> **Written task**
Repeat the listing in full, exactly as it stands.

Entries taken from a collection
>>

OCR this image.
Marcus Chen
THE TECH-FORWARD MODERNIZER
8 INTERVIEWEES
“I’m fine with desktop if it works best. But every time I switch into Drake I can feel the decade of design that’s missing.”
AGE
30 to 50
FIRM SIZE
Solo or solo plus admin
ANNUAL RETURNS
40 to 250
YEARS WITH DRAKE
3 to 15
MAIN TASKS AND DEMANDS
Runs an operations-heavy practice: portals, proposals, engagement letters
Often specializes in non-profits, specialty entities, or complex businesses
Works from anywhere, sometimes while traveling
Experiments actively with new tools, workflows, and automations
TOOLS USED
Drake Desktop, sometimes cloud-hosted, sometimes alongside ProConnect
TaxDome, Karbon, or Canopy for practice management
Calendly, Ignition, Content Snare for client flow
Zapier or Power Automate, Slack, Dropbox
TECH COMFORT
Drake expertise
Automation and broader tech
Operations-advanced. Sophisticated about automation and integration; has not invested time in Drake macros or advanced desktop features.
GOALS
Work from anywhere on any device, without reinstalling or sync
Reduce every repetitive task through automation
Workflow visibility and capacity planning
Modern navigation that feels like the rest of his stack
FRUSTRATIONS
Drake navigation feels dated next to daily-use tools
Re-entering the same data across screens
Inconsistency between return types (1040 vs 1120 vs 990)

<<

> **Full answer**
OCR this image.
Marcus Chen
THE TECH-FORWARD MODERNIZER
8 INTERVIEWEES
“I’m fine with desktop if it works best. But every time I switch into Drake I can feel the decade of design that’s missing.”
AGE
30 to 50
FIRM SIZE
Solo or solo plus admin
ANNUAL RETURNS
40 to 250
YEARS WITH DRAKE
3 to 15
MAIN TASKS AND DEMANDS
Runs an operations-heavy practice: portals, proposals, engagement letters
Often specializes in non-profits, specialty entities, or complex businesses
Works from anywhere, sometimes while traveling
Experiments actively with new tools, workflows, and automations
TOOLS USED
Drake Desktop, sometimes cloud-hosted, sometimes alongside ProConnect
TaxDome, Karbon, or Canopy for practice management
Calendly, Ignition, Content Snare for client flow
Zapier or Power Automate, Slack, Dropbox
TECH COMFORT
Drake expertise
Automation and broader tech
Operations-advanced. Sophisticated about automation and integration; has not invested time in Drake macros or advanced desktop features.
GOALS
Work from anywhere on any device, without reinstalling or sync
Reduce every repetitive task through automation
Workflow visibility and capacity planning
Modern navigation that feels like the rest of his stack
FRUSTRATIONS
Drake navigation feels dated next to daily-use tools
Re-entering the same data across screens
Inconsistency between return types (1040 vs 1120 vs 990)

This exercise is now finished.